start DATA TO PROCESS

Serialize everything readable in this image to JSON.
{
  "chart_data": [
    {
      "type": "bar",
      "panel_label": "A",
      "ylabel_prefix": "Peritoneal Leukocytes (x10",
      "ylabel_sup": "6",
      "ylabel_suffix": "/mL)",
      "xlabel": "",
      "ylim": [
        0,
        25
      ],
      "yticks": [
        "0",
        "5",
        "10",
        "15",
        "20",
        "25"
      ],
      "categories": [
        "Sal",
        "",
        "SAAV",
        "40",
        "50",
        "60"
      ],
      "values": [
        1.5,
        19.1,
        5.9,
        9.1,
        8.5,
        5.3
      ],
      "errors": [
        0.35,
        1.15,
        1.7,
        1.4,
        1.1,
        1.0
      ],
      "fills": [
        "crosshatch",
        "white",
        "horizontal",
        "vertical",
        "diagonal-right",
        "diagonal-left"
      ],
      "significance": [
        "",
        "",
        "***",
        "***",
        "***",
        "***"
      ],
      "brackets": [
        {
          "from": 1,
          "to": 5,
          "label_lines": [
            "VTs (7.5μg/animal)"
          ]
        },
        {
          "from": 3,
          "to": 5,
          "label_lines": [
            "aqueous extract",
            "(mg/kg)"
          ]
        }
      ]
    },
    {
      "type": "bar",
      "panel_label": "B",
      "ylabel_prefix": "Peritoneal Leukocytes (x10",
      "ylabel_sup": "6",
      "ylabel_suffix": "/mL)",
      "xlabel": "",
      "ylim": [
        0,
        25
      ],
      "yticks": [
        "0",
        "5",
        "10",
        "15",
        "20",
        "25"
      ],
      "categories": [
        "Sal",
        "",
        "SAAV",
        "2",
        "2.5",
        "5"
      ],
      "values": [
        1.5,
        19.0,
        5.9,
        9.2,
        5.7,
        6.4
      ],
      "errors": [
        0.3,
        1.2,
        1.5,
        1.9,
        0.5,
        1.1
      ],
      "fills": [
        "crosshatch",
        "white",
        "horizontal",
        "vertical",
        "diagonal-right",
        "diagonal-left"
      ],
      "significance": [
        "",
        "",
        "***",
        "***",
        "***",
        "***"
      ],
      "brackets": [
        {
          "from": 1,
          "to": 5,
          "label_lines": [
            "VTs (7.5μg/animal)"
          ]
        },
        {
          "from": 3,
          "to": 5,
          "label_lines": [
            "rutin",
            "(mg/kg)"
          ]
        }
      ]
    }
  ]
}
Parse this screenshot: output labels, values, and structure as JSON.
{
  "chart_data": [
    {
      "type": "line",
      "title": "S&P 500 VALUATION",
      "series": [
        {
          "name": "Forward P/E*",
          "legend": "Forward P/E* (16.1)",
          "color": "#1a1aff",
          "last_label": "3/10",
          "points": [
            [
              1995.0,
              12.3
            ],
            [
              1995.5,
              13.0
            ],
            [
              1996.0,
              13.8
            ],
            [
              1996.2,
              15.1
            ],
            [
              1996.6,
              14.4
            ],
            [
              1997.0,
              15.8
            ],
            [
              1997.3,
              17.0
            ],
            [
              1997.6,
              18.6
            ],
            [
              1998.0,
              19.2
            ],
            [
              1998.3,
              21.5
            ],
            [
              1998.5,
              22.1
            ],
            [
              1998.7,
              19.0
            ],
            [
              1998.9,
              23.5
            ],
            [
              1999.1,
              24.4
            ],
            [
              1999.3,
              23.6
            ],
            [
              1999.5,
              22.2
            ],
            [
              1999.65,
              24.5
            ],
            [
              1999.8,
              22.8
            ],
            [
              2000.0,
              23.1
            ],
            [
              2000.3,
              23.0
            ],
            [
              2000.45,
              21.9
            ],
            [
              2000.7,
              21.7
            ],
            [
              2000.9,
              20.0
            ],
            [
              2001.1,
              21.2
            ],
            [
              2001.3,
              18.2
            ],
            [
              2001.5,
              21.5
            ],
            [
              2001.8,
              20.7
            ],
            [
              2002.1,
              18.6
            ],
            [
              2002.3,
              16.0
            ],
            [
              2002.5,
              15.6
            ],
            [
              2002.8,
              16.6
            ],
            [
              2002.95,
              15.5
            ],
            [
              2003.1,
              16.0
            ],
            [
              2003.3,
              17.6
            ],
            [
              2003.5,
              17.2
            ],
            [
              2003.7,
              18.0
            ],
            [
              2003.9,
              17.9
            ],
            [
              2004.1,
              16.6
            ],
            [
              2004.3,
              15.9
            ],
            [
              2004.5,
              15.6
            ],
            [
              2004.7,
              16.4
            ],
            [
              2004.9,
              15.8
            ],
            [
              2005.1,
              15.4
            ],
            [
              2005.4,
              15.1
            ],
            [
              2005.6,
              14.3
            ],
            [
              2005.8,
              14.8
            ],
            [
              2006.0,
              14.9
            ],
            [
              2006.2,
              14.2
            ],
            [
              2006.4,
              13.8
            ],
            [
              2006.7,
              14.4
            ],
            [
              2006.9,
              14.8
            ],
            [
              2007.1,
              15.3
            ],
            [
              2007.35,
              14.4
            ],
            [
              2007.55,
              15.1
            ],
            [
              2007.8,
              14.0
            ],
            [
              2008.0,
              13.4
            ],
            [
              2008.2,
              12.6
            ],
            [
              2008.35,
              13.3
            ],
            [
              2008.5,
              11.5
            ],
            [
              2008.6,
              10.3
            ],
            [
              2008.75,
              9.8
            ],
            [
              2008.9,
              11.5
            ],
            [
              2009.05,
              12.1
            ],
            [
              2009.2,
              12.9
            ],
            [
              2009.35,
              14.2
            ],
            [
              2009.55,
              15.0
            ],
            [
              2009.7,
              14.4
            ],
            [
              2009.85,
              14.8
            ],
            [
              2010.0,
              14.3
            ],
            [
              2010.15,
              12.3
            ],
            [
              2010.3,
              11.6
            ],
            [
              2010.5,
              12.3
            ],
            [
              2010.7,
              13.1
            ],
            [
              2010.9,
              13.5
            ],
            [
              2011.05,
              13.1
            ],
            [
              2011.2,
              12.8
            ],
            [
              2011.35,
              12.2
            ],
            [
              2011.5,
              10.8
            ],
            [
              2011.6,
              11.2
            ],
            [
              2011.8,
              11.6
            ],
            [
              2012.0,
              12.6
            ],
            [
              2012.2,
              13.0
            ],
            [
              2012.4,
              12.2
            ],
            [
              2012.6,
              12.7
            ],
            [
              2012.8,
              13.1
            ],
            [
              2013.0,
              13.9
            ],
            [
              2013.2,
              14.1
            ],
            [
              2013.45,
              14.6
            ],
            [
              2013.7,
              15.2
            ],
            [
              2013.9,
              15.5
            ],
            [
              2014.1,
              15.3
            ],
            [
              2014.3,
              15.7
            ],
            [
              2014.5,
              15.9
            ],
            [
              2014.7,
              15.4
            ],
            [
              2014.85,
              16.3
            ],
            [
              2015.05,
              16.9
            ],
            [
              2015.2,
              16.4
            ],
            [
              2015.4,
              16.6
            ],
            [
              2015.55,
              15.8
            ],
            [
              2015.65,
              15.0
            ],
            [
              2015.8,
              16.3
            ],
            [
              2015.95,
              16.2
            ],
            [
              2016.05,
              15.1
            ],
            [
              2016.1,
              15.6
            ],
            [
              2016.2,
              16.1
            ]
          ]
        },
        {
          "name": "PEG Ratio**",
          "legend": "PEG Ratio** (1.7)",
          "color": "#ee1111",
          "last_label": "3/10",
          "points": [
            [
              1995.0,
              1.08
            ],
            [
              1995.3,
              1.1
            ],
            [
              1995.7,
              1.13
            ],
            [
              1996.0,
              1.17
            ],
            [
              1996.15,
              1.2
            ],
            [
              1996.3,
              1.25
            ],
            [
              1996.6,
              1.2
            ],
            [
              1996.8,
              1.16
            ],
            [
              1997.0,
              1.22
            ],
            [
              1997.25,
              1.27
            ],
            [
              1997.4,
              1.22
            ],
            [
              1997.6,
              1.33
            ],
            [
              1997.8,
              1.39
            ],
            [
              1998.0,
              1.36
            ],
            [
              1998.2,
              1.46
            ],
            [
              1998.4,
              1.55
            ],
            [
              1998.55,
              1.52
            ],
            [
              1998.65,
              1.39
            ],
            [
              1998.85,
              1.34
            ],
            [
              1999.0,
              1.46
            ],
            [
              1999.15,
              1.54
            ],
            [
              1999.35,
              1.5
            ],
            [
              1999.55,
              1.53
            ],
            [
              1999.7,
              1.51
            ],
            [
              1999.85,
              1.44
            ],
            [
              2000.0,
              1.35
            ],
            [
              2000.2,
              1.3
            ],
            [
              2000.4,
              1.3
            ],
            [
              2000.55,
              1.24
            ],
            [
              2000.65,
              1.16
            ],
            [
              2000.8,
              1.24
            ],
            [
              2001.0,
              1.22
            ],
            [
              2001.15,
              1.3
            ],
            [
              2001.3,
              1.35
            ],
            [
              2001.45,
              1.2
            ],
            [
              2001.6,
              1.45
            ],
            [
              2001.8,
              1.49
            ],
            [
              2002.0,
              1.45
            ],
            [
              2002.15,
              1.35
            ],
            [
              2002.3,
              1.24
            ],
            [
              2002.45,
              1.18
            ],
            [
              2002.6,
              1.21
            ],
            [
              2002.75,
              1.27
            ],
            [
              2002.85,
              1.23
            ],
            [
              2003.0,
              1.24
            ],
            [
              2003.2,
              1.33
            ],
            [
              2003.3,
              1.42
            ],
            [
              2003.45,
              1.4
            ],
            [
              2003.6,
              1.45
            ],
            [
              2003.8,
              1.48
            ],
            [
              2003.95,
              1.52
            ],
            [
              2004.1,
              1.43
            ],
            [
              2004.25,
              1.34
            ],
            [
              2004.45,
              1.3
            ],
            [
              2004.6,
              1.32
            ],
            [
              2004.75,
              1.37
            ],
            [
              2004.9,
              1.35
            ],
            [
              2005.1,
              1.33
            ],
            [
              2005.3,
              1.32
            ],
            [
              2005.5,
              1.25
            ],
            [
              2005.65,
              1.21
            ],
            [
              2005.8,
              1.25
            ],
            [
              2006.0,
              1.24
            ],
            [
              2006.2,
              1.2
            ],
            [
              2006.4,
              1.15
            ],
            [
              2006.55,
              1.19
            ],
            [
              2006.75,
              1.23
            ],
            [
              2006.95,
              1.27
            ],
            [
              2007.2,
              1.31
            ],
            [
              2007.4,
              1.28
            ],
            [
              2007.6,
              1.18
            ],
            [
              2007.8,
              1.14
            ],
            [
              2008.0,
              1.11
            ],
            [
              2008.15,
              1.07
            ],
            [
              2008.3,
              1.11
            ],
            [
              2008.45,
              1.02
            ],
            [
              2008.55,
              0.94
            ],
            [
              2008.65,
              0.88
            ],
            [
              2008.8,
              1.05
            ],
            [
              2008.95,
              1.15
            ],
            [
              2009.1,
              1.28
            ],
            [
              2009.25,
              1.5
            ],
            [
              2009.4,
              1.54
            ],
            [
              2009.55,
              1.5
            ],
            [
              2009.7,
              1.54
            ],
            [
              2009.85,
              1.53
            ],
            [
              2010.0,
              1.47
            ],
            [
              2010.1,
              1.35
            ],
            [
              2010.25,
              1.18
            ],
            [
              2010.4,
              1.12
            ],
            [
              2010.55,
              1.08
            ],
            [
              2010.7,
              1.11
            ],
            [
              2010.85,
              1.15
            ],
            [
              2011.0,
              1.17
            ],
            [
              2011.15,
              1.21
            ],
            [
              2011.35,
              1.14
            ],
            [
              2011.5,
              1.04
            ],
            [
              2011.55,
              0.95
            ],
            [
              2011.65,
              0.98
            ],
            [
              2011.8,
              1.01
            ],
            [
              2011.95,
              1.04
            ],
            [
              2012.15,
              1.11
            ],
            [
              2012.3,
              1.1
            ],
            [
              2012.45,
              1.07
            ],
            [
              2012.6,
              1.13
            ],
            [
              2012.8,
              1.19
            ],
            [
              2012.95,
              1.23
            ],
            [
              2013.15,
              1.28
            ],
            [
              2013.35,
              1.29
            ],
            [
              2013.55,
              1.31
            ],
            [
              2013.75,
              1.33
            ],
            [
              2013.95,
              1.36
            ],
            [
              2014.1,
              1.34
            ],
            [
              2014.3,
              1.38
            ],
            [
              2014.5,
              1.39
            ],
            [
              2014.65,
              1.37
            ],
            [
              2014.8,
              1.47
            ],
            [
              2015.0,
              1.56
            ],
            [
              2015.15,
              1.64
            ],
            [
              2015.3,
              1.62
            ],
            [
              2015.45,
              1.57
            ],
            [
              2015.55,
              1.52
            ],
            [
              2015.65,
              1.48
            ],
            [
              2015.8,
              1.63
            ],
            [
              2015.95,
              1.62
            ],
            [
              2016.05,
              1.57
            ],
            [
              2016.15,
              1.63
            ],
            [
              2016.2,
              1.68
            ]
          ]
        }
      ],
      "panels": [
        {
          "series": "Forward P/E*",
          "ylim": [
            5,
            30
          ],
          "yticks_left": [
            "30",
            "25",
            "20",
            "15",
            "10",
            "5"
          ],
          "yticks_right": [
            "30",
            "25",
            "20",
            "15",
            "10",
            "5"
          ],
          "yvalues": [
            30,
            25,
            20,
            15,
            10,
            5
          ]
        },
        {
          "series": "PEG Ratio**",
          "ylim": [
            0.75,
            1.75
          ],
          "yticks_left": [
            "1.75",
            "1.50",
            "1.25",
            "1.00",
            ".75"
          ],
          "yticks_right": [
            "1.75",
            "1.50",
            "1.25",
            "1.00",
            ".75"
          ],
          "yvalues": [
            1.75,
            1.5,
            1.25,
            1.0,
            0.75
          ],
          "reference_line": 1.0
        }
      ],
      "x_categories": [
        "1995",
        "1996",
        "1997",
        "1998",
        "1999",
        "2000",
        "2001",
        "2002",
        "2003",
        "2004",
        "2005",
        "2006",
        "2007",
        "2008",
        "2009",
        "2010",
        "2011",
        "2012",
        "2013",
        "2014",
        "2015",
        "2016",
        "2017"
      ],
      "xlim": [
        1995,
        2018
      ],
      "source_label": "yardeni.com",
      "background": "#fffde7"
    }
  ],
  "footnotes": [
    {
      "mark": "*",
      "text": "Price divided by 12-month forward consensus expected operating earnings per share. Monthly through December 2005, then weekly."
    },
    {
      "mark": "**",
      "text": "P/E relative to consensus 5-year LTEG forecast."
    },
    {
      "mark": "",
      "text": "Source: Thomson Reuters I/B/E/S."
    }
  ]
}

end DATA TO PROCESS

*SHORT PROBLEM*: Report each line in the data that holds the word "series".

*REPLY TO THE TASK*:
      "series": [
          "series": "Forward P/E*",
          "series": "PEG Ratio**",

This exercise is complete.